:: DATASET EXCERPTS ::
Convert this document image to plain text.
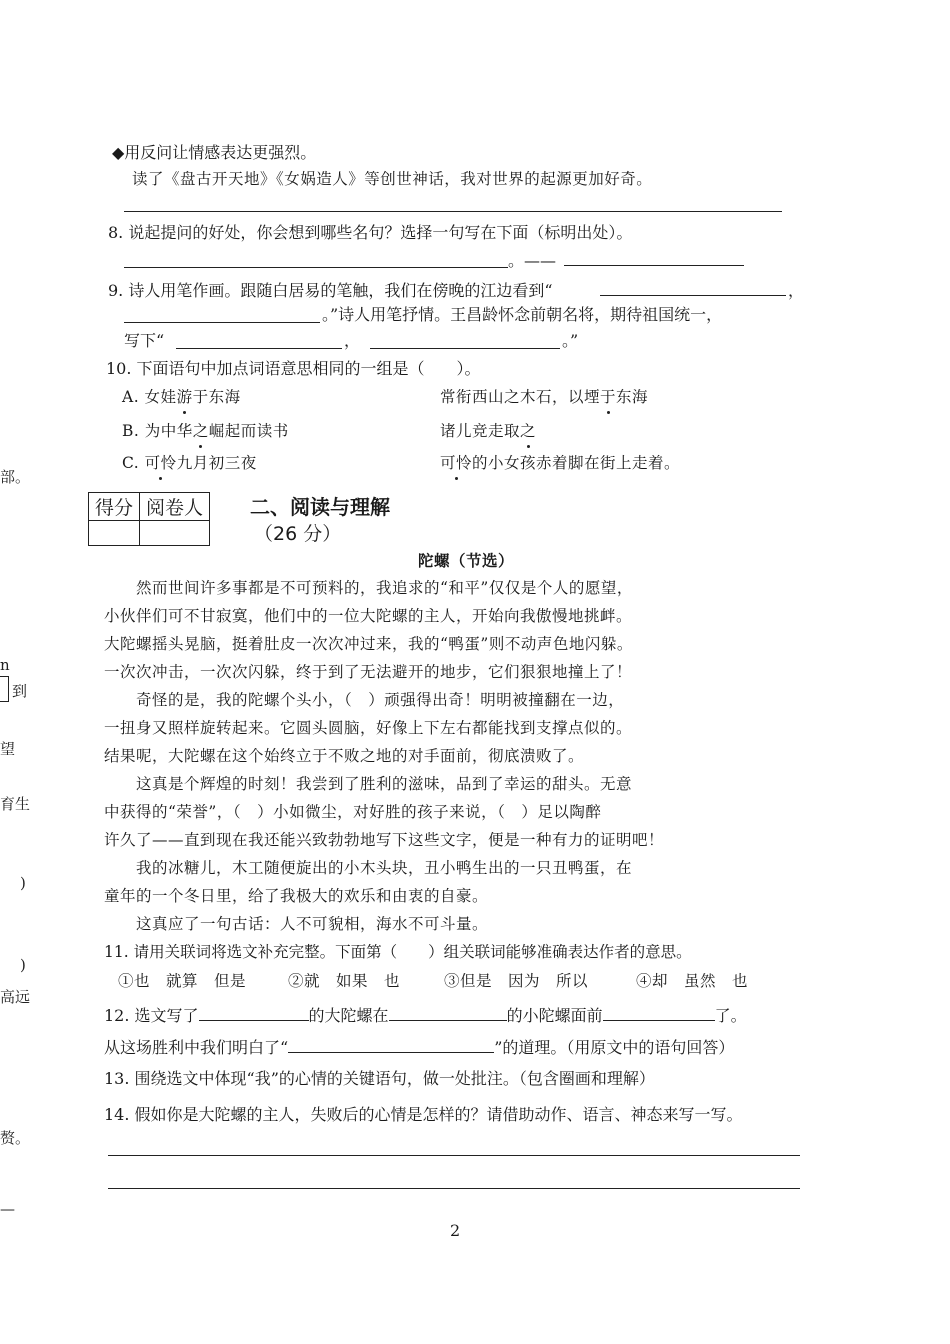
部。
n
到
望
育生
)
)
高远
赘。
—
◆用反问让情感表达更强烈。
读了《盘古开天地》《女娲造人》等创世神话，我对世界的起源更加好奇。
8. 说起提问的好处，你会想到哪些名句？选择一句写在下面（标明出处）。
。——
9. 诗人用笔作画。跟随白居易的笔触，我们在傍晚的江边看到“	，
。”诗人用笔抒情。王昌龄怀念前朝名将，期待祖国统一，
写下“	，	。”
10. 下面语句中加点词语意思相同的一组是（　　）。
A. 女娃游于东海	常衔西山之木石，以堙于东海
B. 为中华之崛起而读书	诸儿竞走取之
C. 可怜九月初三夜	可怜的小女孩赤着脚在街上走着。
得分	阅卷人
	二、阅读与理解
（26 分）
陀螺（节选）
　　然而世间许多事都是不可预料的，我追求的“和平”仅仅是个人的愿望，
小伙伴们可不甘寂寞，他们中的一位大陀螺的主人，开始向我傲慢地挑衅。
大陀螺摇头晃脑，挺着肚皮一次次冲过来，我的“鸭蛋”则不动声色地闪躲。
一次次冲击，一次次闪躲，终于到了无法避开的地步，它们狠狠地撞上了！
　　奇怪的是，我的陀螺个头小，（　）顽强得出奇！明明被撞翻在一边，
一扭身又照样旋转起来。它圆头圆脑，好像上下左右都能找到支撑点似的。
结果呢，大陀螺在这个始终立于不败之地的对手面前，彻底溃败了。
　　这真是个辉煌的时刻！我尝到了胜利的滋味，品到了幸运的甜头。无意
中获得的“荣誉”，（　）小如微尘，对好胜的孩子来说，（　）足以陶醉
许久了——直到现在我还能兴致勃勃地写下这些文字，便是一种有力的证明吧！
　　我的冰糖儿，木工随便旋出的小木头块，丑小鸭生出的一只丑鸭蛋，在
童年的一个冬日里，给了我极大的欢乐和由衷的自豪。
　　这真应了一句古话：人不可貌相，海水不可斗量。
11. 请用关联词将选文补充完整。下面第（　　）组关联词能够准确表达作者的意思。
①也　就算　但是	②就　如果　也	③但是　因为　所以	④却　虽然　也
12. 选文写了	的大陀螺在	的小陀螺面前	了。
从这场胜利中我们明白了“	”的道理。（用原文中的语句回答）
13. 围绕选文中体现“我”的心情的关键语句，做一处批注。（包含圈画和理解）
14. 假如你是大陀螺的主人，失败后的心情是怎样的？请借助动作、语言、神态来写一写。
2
:::
Quote the material in full and exactly; do not carry over its pictures.

Convert this document image to plain text.
部。
n
到
望
育生
)
)
高远
赘。
—
◆用反问让情感表达更强烈。
读了《盘古开天地》《女娲造人》等创世神话，我对世界的起源更加好奇。
8. 说起提问的好处，你会想到哪些名句？选择一句写在下面（标明出处）。
。——
9. 诗人用笔作画。跟随白居易的笔触，我们在傍晚的江边看到“	，
。”诗人用笔抒情。王昌龄怀念前朝名将，期待祖国统一，
写下“	，	。”
10. 下面语句中加点词语意思相同的一组是（　　）。
A. 女娃游于东海	常衔西山之木石，以堙于东海
B. 为中华之崛起而读书	诸儿竞走取之
C. 可怜九月初三夜	可怜的小女孩赤着脚在街上走着。
得分	阅卷人
	二、阅读与理解
（26 分）
陀螺（节选）
　　然而世间许多事都是不可预料的，我追求的“和平”仅仅是个人的愿望，
小伙伴们可不甘寂寞，他们中的一位大陀螺的主人，开始向我傲慢地挑衅。
大陀螺摇头晃脑，挺着肚皮一次次冲过来，我的“鸭蛋”则不动声色地闪躲。
一次次冲击，一次次闪躲，终于到了无法避开的地步，它们狠狠地撞上了！
　　奇怪的是，我的陀螺个头小，（　）顽强得出奇！明明被撞翻在一边，
一扭身又照样旋转起来。它圆头圆脑，好像上下左右都能找到支撑点似的。
结果呢，大陀螺在这个始终立于不败之地的对手面前，彻底溃败了。
　　这真是个辉煌的时刻！我尝到了胜利的滋味，品到了幸运的甜头。无意
中获得的“荣誉”，（　）小如微尘，对好胜的孩子来说，（　）足以陶醉
许久了——直到现在我还能兴致勃勃地写下这些文字，便是一种有力的证明吧！
　　我的冰糖儿，木工随便旋出的小木头块，丑小鸭生出的一只丑鸭蛋，在
童年的一个冬日里，给了我极大的欢乐和由衷的自豪。
　　这真应了一句古话：人不可貌相，海水不可斗量。
11. 请用关联词将选文补充完整。下面第（　　）组关联词能够准确表达作者的意思。
①也　就算　但是	②就　如果　也	③但是　因为　所以	④却　虽然　也
12. 选文写了	的大陀螺在	的小陀螺面前	了。
从这场胜利中我们明白了“	”的道理。（用原文中的语句回答）
13. 围绕选文中体现“我”的心情的关键语句，做一处批注。（包含圈画和理解）
14. 假如你是大陀螺的主人，失败后的心情是怎样的？请借助动作、语言、神态来写一写。
2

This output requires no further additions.